=== Supplied information ===
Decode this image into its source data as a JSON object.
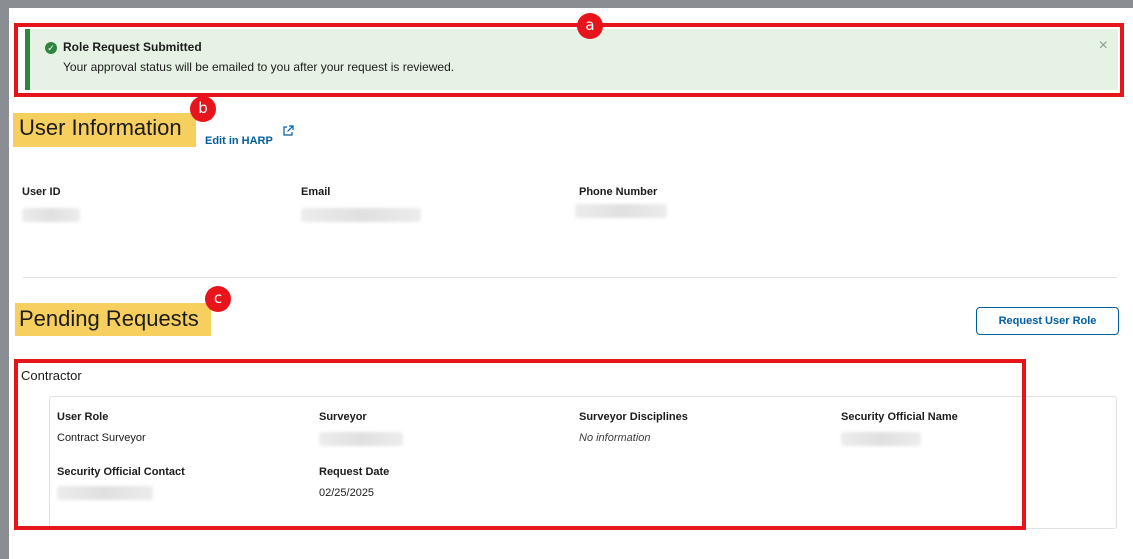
{
  "alert": {
    "title": "Role Request Submitted",
    "message": "Your approval status will be emailed to you after your request is reviewed.",
    "close_label": "×",
    "color": "#2e8540"
  },
  "annotations": [
    "a",
    "b",
    "c"
  ],
  "user_info": {
    "title": "User Information",
    "edit_link": "Edit in HARP",
    "fields": [
      {
        "label": "User ID"
      },
      {
        "label": "Email"
      },
      {
        "label": "Phone Number"
      }
    ]
  },
  "pending": {
    "title": "Pending Requests",
    "request_button": "Request User Role",
    "group_title": "Contractor",
    "fields": {
      "user_role": {
        "label": "User Role",
        "value": "Contract Surveyor"
      },
      "surveyor": {
        "label": "Surveyor"
      },
      "disciplines": {
        "label": "Surveyor Disciplines",
        "value": "No information"
      },
      "security_name": {
        "label": "Security Official Name"
      },
      "security_contact": {
        "label": "Security Official Contact"
      },
      "request_date": {
        "label": "Request Date",
        "value": "02/25/2025"
      }
    }
  },
  "colors": {
    "link": "#005ea2",
    "annotation": "#e8141b",
    "highlight": "#f7cf5f",
    "frame": "#8a8e93"
  }
}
===
### The problem
Copy the records above exactly. The pictures are not part of the copy.

### Correct response
Decode this image into its source data as a JSON object.
{
  "alert": {
    "title": "Role Request Submitted",
    "message": "Your approval status will be emailed to you after your request is reviewed.",
    "close_label": "×",
    "color": "#2e8540"
  },
  "annotations": [
    "a",
    "b",
    "c"
  ],
  "user_info": {
    "title": "User Information",
    "edit_link": "Edit in HARP",
    "fields": [
      {
        "label": "User ID"
      },
      {
        "label": "Email"
      },
      {
        "label": "Phone Number"
      }
    ]
  },
  "pending": {
    "title": "Pending Requests",
    "request_button": "Request User Role",
    "group_title": "Contractor",
    "fields": {
      "user_role": {
        "label": "User Role",
        "value": "Contract Surveyor"
      },
      "surveyor": {
        "label": "Surveyor"
      },
      "disciplines": {
        "label": "Surveyor Disciplines",
        "value": "No information"
      },
      "security_name": {
        "label": "Security Official Name"
      },
      "security_contact": {
        "label": "Security Official Contact"
      },
      "request_date": {
        "label": "Request Date",
        "value": "02/25/2025"
      }
    }
  },
  "colors": {
    "link": "#005ea2",
    "annotation": "#e8141b",
    "highlight": "#f7cf5f",
    "frame": "#8a8e93"
  }
}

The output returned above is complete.